The request:
Look through the data below. Collect every line where the word "December" occurs.

Material supplied:
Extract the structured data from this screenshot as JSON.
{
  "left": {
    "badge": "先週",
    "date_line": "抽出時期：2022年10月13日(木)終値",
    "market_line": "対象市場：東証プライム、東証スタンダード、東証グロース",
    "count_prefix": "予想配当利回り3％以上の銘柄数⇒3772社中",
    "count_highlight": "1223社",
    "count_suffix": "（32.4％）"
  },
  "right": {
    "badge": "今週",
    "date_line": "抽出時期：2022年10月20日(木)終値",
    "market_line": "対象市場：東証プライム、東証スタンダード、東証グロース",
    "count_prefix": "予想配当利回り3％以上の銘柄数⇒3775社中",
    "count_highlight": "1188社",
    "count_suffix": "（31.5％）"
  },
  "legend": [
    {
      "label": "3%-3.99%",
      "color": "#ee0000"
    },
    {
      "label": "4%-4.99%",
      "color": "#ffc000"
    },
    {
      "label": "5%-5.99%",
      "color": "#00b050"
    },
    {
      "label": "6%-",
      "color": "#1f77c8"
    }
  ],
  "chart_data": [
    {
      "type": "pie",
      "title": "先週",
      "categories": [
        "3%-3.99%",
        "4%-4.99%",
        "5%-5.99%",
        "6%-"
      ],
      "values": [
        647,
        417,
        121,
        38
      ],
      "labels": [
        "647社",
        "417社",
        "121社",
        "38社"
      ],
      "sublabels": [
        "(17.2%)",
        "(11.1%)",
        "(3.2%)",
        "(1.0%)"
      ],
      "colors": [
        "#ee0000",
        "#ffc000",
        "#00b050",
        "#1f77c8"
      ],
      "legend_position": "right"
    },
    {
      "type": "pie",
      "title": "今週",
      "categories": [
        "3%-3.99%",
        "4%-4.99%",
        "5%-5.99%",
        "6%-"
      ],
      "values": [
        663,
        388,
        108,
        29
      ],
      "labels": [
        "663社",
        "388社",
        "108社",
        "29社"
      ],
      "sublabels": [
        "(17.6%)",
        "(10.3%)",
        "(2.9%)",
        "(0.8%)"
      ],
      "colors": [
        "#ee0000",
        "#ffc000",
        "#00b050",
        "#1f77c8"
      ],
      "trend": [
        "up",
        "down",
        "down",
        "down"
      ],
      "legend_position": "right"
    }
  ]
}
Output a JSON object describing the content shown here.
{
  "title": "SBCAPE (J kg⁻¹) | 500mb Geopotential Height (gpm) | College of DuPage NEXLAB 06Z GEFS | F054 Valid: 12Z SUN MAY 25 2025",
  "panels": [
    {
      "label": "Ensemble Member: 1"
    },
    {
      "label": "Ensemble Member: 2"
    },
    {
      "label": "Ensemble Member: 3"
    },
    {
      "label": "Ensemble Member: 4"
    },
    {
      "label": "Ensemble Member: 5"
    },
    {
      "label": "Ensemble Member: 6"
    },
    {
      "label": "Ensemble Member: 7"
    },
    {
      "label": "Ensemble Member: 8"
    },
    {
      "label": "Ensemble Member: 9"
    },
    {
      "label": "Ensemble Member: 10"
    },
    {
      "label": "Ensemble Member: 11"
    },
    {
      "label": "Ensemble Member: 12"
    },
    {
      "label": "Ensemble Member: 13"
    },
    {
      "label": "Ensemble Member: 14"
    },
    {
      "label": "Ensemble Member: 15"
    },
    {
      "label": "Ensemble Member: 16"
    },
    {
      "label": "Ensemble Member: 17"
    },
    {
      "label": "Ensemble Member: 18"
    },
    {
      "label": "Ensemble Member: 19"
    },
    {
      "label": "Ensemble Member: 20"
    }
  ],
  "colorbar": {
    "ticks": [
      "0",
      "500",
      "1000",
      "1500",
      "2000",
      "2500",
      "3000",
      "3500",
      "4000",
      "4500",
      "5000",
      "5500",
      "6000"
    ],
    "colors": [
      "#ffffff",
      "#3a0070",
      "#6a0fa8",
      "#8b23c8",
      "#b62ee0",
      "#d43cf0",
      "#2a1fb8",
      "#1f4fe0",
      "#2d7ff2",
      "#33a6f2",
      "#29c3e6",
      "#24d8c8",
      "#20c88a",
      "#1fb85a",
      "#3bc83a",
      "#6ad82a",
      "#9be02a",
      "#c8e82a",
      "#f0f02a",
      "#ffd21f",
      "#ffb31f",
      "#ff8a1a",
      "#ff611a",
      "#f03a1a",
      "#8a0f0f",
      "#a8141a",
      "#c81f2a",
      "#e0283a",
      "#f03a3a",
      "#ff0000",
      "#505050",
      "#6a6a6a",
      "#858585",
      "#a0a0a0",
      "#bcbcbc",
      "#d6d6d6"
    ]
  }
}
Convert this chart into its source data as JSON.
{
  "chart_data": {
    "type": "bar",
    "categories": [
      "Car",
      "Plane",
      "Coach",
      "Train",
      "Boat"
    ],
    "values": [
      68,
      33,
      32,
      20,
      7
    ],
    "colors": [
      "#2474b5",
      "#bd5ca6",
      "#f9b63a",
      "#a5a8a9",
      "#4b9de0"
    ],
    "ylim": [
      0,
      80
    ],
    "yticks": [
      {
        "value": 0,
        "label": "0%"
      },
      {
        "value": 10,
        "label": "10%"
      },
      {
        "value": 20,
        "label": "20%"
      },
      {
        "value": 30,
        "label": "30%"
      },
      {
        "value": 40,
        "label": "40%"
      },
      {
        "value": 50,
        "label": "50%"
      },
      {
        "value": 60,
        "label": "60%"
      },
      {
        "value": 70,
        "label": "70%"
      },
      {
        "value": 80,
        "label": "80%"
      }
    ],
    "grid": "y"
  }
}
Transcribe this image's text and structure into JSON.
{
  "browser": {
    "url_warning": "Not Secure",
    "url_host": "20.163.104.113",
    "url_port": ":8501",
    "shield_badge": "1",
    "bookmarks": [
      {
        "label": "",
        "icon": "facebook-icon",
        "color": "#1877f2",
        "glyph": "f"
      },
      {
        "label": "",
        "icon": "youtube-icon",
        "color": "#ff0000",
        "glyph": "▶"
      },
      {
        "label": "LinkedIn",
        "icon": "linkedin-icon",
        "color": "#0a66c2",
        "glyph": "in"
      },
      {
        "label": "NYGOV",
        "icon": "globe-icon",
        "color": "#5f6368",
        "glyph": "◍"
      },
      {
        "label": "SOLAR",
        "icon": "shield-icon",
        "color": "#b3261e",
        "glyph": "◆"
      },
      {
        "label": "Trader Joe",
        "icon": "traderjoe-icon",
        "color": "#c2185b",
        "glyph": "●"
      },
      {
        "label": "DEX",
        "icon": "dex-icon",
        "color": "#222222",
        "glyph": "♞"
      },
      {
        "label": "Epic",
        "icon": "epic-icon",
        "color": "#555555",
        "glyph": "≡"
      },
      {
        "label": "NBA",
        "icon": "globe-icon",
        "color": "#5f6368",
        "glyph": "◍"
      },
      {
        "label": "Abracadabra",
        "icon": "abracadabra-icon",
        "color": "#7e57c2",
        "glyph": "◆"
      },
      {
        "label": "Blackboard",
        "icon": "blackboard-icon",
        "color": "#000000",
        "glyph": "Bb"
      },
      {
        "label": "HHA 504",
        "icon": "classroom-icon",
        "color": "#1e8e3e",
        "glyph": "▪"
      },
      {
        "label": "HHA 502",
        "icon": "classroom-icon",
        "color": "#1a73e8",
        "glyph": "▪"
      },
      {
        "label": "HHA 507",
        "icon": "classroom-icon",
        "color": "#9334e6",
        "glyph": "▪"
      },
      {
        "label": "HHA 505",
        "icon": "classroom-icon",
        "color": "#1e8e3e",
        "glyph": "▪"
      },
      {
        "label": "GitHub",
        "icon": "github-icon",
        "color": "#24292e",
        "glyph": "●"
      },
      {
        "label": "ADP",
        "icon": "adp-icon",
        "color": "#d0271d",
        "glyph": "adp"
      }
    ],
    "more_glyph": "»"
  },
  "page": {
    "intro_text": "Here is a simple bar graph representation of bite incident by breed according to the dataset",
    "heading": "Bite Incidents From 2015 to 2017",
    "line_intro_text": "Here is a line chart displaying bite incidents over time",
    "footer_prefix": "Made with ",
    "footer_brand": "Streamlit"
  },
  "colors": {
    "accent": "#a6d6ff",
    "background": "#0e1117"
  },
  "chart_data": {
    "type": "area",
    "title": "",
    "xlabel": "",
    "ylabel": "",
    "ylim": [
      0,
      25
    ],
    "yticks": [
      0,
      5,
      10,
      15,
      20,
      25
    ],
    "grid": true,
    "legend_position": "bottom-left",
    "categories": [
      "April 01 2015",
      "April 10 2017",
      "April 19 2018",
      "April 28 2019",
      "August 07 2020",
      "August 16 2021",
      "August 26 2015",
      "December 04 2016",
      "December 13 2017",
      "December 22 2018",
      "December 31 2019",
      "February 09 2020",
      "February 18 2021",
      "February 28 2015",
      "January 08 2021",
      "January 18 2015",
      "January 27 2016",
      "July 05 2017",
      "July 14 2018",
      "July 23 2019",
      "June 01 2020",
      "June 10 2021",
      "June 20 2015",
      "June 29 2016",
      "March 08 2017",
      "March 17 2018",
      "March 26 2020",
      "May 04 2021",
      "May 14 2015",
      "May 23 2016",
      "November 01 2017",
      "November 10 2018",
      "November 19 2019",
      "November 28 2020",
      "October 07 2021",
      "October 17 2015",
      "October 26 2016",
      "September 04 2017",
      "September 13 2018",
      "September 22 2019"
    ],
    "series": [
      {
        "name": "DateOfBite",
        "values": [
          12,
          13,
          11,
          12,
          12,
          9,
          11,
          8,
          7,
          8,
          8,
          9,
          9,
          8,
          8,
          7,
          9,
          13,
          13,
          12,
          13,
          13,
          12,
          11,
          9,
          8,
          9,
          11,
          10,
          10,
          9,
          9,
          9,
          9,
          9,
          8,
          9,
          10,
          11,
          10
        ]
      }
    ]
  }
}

Final result:
      "December 04 2016",
      "December 13 2017",
      "December 22 2018",
      "December 31 2019",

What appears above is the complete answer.